» RECORDED DATA
** begin **
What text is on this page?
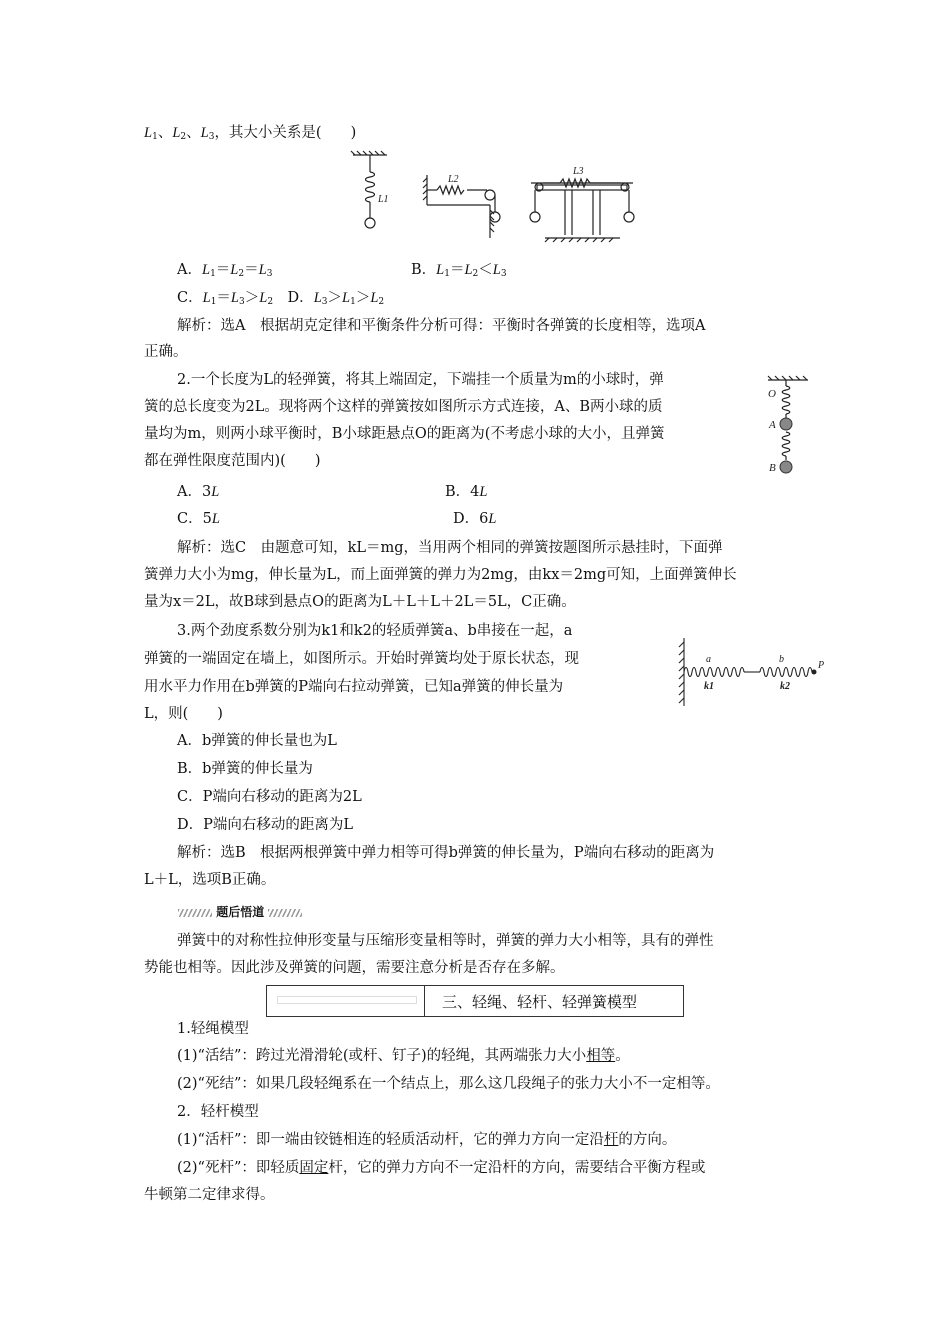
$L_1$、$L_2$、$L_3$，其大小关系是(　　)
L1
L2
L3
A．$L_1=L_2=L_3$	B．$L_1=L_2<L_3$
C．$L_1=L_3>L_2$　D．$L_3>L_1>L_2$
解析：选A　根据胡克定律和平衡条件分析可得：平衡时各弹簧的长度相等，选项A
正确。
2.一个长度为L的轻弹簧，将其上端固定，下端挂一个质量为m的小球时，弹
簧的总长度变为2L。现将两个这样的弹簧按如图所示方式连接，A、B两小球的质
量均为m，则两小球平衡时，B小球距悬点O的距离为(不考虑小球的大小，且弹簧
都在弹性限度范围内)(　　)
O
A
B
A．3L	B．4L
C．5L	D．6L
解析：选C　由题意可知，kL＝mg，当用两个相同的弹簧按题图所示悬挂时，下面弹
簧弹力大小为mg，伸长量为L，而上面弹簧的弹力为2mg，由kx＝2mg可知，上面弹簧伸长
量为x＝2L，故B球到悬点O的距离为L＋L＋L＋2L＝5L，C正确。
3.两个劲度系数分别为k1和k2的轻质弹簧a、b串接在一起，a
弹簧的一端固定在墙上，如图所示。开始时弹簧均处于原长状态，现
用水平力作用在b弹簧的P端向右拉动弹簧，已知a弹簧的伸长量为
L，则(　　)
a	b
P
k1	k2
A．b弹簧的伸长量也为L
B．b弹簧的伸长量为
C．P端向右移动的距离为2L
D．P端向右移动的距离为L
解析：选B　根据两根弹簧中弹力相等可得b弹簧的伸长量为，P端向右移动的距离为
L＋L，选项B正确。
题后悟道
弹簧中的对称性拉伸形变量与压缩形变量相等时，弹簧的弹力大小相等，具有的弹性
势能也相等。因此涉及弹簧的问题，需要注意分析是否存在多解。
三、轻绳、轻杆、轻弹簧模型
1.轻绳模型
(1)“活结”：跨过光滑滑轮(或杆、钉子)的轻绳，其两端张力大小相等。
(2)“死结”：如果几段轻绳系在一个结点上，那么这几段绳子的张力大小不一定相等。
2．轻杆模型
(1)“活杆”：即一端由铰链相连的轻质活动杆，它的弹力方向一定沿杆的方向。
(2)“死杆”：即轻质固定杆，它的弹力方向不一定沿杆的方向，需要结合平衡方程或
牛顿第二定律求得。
** end **
» WRITTEN PROBLEM
From start to finish, output the listing exactly, but omit its pictures.

» EXERCISE ANSWER
What text is on this page?
$L_1$、$L_2$、$L_3$，其大小关系是(　　)
L1
L2
L3
A．$L_1=L_2=L_3$	B．$L_1=L_2<L_3$
C．$L_1=L_3>L_2$　D．$L_3>L_1>L_2$
解析：选A　根据胡克定律和平衡条件分析可得：平衡时各弹簧的长度相等，选项A
正确。
2.一个长度为L的轻弹簧，将其上端固定，下端挂一个质量为m的小球时，弹
簧的总长度变为2L。现将两个这样的弹簧按如图所示方式连接，A、B两小球的质
量均为m，则两小球平衡时，B小球距悬点O的距离为(不考虑小球的大小，且弹簧
都在弹性限度范围内)(　　)
O
A
B
A．3L	B．4L
C．5L	D．6L
解析：选C　由题意可知，kL＝mg，当用两个相同的弹簧按题图所示悬挂时，下面弹
簧弹力大小为mg，伸长量为L，而上面弹簧的弹力为2mg，由kx＝2mg可知，上面弹簧伸长
量为x＝2L，故B球到悬点O的距离为L＋L＋L＋2L＝5L，C正确。
3.两个劲度系数分别为k1和k2的轻质弹簧a、b串接在一起，a
弹簧的一端固定在墙上，如图所示。开始时弹簧均处于原长状态，现
用水平力作用在b弹簧的P端向右拉动弹簧，已知a弹簧的伸长量为
L，则(　　)
a	b
P
k1	k2
A．b弹簧的伸长量也为L
B．b弹簧的伸长量为
C．P端向右移动的距离为2L
D．P端向右移动的距离为L
解析：选B　根据两根弹簧中弹力相等可得b弹簧的伸长量为，P端向右移动的距离为
L＋L，选项B正确。
题后悟道
弹簧中的对称性拉伸形变量与压缩形变量相等时，弹簧的弹力大小相等，具有的弹性
势能也相等。因此涉及弹簧的问题，需要注意分析是否存在多解。
三、轻绳、轻杆、轻弹簧模型
1.轻绳模型
(1)“活结”：跨过光滑滑轮(或杆、钉子)的轻绳，其两端张力大小相等。
(2)“死结”：如果几段轻绳系在一个结点上，那么这几段绳子的张力大小不一定相等。
2．轻杆模型
(1)“活杆”：即一端由铰链相连的轻质活动杆，它的弹力方向一定沿杆的方向。
(2)“死杆”：即轻质固定杆，它的弹力方向不一定沿杆的方向，需要结合平衡方程或
牛顿第二定律求得。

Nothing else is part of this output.